**Task to carry out**
In the records below, find each line with the word "payments" and copy it.

◇ ◇ ◇ ◇

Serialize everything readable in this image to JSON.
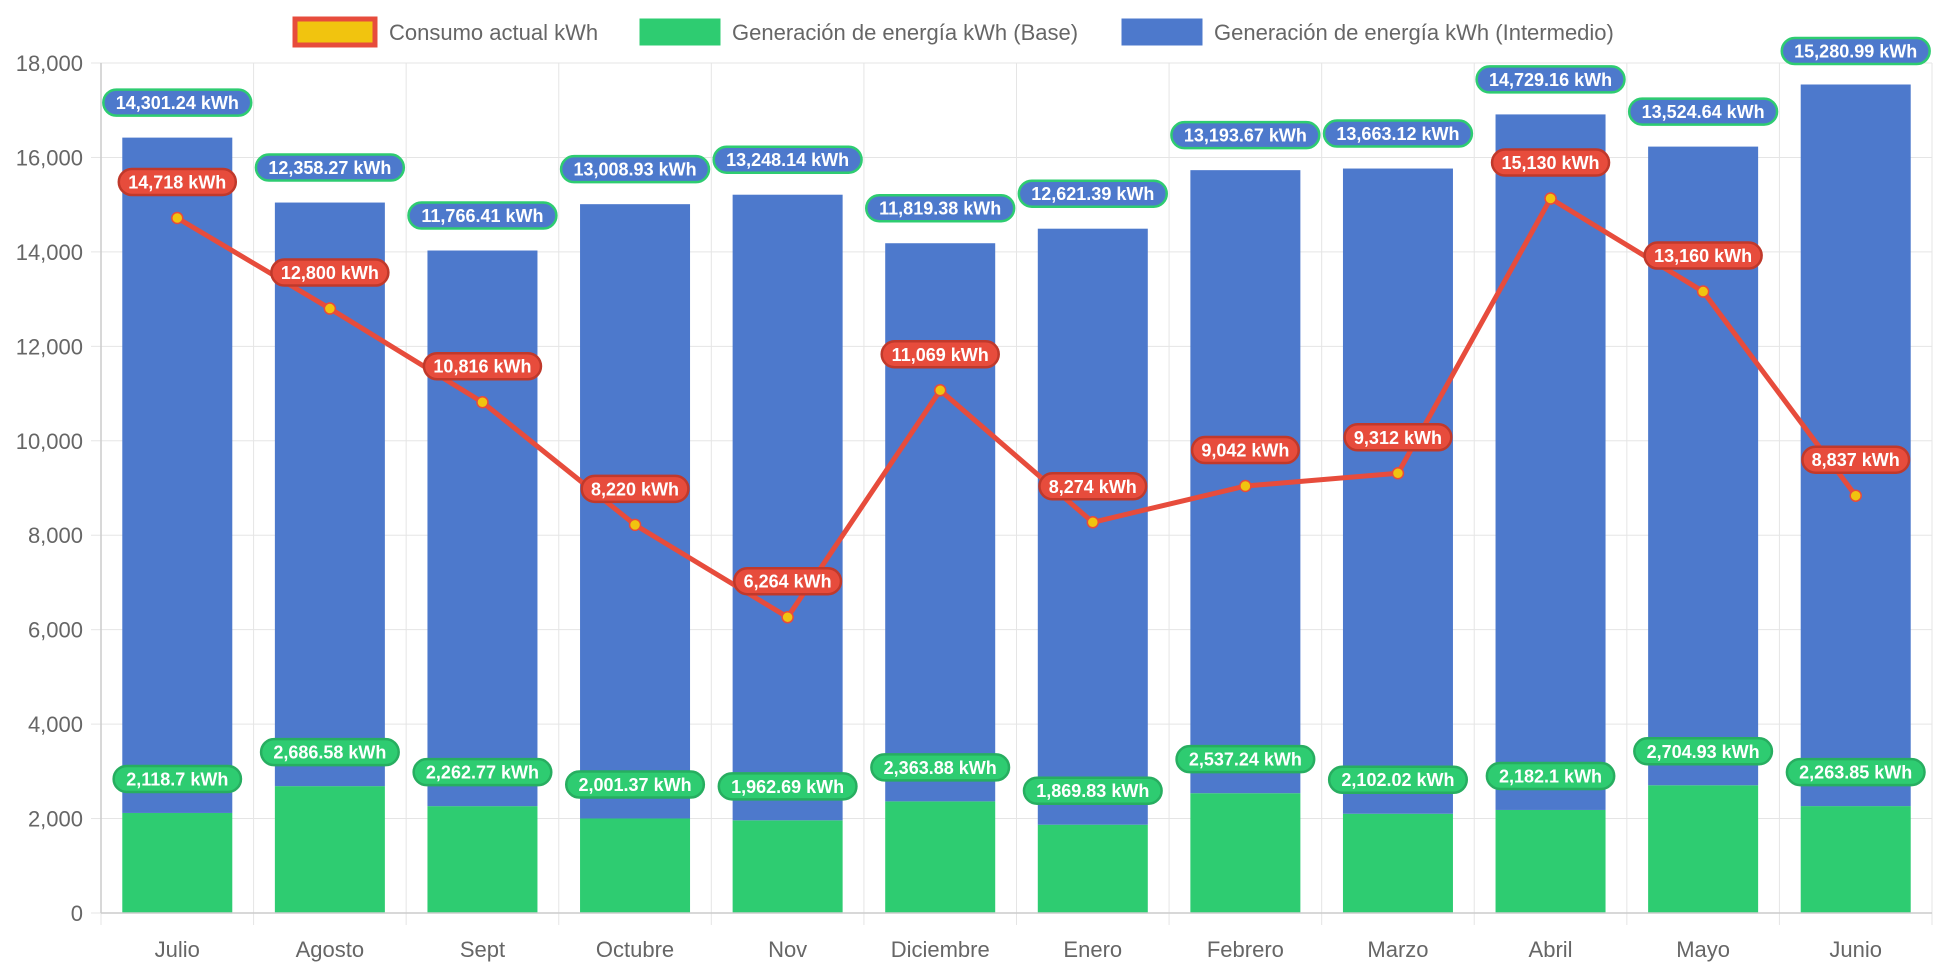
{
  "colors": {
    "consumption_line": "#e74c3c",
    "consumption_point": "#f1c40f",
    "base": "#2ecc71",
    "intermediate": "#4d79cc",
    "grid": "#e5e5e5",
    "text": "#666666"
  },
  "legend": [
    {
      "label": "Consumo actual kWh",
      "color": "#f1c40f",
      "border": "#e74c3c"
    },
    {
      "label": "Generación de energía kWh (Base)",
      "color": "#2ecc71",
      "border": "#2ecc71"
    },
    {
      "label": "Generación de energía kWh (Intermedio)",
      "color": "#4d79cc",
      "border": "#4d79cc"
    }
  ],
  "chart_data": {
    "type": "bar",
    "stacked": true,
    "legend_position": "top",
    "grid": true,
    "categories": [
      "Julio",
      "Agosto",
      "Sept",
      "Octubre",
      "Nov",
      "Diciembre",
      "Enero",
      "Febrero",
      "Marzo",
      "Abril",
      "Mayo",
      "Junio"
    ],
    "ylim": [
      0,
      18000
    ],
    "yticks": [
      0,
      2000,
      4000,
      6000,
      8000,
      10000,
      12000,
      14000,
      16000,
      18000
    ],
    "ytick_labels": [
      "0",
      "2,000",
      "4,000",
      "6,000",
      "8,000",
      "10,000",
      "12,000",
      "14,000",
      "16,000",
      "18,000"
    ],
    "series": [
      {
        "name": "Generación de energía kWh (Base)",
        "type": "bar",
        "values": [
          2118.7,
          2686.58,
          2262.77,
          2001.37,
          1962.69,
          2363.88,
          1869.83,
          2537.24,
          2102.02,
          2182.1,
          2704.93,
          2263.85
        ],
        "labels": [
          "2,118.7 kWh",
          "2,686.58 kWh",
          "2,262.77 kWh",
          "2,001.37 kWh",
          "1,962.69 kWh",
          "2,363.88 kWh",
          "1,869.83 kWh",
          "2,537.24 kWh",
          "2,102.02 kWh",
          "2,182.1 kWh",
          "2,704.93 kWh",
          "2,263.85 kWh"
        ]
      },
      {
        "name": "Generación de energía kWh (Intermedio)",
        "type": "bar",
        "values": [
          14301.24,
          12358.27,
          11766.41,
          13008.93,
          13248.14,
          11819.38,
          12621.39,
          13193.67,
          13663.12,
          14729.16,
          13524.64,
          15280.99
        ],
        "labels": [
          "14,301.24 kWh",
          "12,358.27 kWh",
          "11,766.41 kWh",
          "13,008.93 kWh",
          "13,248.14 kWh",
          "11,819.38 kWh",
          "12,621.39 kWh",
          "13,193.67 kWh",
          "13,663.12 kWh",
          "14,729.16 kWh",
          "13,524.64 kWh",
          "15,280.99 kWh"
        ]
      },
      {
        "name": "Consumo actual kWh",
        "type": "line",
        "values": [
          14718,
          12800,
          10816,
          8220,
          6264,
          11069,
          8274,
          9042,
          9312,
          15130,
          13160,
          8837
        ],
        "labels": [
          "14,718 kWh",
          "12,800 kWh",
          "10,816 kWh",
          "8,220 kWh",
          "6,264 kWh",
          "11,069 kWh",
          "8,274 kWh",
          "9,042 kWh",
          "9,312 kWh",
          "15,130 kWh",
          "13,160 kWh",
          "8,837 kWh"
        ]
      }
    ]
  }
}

◇ ◇ ◇ ◇

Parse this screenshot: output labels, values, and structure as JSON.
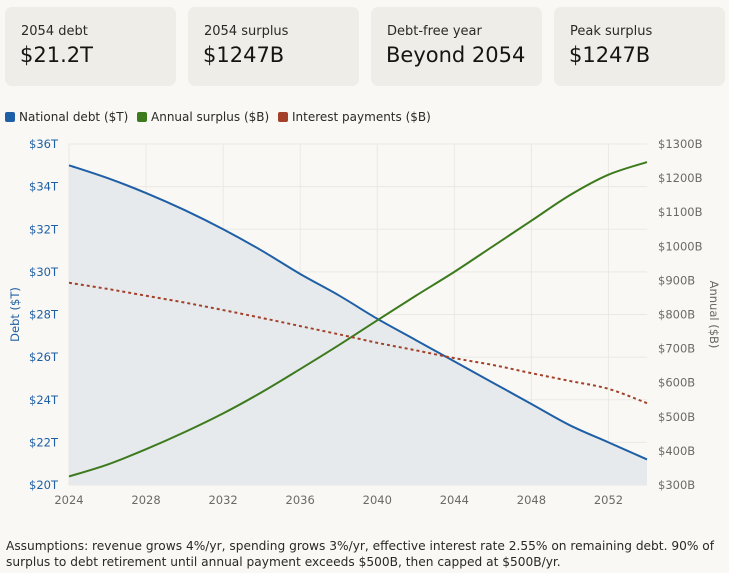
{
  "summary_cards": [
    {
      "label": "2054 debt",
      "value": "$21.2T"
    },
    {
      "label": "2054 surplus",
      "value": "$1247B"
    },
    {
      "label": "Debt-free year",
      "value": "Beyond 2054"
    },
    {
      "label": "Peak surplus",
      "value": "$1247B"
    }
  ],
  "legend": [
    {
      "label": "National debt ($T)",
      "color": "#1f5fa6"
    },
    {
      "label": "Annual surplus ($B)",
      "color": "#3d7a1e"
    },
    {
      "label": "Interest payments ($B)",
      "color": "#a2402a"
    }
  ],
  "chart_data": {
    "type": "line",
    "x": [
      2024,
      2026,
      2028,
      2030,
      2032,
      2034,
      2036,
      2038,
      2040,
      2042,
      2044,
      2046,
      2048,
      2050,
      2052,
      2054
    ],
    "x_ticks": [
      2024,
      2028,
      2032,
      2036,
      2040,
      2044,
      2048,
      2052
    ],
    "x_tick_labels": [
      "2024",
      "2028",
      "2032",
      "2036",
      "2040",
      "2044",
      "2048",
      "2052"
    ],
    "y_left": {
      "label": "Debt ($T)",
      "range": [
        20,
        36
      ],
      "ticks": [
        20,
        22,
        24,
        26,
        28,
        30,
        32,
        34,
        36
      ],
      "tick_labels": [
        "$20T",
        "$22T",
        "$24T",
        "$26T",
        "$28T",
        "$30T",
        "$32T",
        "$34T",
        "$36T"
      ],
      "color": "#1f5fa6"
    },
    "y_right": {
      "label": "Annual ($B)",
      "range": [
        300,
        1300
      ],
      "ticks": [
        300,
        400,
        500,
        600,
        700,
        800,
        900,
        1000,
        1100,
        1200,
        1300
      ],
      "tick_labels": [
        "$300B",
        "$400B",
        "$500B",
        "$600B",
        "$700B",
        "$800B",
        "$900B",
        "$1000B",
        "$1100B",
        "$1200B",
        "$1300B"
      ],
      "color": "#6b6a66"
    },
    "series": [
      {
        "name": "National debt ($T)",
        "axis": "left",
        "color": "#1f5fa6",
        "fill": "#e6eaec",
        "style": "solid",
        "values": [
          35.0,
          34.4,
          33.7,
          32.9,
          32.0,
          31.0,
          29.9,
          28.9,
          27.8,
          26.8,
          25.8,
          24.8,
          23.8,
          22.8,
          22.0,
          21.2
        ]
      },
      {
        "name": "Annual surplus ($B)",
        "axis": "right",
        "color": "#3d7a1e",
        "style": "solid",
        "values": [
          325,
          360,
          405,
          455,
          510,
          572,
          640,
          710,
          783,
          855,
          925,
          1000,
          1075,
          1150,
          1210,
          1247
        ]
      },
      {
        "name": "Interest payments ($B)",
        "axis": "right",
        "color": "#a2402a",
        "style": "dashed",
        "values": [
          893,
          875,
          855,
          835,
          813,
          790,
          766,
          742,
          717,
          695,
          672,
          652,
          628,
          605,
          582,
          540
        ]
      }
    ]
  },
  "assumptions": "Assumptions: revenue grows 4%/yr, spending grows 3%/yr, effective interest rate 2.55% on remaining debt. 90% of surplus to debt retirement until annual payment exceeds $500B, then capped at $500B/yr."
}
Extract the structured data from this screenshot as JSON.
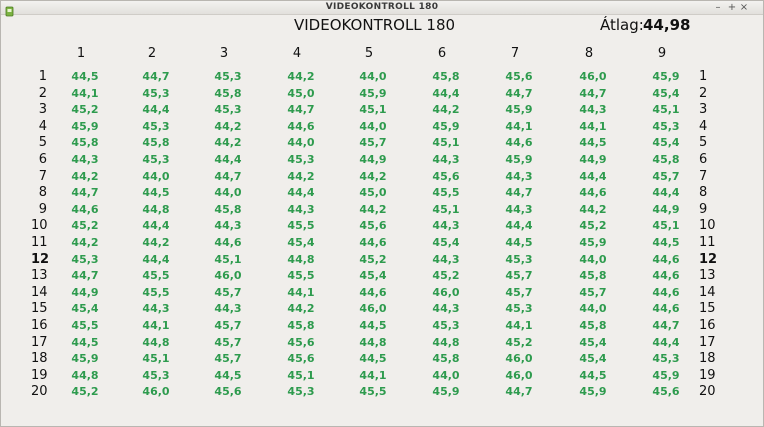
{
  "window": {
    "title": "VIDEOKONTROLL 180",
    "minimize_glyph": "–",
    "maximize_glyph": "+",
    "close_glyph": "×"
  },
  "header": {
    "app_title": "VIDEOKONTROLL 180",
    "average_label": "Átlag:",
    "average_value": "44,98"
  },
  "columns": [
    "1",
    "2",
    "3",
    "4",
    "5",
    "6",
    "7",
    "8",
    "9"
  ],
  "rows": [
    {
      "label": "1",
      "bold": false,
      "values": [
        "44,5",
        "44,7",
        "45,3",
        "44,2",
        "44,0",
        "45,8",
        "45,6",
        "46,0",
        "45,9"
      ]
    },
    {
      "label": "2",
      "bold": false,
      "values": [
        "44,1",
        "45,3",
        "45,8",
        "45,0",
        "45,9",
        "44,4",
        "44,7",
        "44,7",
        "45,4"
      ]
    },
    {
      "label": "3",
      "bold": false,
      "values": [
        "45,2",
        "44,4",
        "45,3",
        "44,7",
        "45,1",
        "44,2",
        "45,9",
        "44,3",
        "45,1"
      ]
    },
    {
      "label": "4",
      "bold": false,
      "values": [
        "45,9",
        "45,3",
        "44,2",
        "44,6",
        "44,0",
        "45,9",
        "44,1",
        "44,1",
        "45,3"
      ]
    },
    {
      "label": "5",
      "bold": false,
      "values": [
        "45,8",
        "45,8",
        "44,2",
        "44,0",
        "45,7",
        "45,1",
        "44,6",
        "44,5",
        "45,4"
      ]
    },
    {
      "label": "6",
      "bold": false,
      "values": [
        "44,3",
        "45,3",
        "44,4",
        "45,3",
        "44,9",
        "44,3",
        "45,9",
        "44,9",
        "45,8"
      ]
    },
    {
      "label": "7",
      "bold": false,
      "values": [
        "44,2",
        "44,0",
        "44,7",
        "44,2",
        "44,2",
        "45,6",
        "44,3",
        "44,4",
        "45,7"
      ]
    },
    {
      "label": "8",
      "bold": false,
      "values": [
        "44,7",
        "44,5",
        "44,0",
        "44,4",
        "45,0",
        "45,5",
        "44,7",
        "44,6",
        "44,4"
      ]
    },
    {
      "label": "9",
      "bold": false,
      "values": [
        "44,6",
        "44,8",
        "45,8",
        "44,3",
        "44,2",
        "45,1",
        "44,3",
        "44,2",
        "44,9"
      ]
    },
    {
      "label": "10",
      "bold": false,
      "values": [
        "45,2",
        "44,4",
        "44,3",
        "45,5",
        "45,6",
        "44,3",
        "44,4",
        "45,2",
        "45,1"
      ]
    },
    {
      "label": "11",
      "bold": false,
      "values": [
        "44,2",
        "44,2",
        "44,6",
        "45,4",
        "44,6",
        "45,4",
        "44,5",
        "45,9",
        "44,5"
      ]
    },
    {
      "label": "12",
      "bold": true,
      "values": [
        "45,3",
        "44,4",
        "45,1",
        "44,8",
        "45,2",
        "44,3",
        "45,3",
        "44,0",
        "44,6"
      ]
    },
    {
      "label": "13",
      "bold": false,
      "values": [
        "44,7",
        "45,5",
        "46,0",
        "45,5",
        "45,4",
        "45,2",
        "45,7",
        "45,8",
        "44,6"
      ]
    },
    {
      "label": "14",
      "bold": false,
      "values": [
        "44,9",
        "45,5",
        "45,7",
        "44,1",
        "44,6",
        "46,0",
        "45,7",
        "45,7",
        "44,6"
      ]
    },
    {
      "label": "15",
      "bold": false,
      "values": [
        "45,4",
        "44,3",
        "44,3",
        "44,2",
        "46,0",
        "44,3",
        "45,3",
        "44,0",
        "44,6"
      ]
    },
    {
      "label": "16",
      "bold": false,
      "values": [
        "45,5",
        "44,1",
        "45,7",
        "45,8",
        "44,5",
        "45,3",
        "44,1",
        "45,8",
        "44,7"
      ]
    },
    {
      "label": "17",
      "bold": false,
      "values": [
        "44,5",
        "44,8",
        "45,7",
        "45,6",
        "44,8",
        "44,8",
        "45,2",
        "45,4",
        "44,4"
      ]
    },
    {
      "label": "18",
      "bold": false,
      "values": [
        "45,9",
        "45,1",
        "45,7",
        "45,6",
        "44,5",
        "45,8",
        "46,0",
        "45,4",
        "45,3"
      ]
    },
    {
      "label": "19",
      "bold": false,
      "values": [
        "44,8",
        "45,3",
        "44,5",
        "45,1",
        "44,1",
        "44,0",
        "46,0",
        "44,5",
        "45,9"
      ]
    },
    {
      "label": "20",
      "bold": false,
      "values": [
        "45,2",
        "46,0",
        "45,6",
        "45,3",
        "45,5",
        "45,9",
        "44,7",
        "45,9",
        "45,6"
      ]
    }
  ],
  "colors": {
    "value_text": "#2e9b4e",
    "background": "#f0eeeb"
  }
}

◇ ◇ ◇ ◇

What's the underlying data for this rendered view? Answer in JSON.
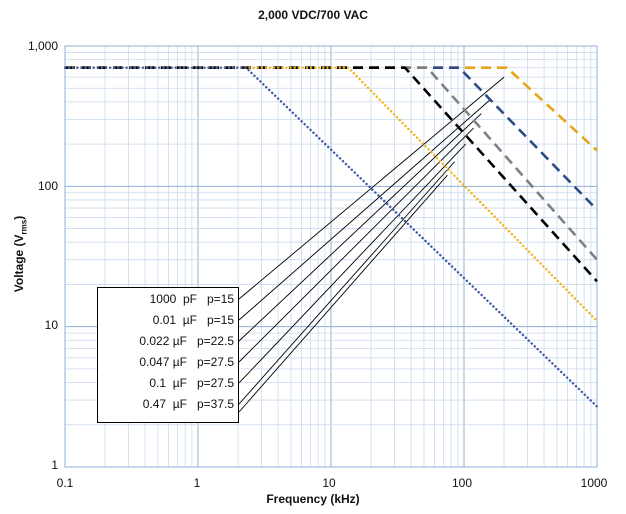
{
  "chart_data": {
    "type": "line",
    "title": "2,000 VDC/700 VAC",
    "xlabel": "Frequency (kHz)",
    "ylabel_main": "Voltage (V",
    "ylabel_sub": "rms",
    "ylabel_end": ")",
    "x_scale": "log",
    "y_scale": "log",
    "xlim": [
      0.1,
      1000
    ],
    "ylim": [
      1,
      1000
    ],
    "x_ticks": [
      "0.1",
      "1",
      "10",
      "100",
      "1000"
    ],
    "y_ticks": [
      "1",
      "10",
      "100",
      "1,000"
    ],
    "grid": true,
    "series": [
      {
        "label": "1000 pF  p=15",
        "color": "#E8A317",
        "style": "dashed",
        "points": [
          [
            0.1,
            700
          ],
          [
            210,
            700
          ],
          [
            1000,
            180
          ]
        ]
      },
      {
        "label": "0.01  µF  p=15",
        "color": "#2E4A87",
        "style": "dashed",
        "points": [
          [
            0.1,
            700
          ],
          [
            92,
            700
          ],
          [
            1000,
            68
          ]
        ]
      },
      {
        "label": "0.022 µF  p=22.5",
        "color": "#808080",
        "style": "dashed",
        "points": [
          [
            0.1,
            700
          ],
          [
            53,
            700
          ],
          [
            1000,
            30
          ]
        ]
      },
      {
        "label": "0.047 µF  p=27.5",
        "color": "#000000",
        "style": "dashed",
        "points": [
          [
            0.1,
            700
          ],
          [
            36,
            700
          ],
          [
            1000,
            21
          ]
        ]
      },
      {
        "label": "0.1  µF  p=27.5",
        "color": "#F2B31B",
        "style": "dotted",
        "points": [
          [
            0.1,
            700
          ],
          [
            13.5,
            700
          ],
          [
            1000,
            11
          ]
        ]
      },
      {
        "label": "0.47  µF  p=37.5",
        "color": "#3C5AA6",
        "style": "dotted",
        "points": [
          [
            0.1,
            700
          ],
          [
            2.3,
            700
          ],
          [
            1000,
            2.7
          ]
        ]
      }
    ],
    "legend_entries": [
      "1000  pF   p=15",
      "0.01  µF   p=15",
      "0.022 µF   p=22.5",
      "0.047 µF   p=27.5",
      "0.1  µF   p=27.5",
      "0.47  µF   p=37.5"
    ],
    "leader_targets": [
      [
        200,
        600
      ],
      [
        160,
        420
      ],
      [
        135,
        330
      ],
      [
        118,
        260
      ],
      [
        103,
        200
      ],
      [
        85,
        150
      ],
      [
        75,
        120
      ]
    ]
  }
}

◇ ◇ ◇ ◇

**Finished task**
      "label": "Interest payments ($B)",
        "name": "Interest payments ($B)",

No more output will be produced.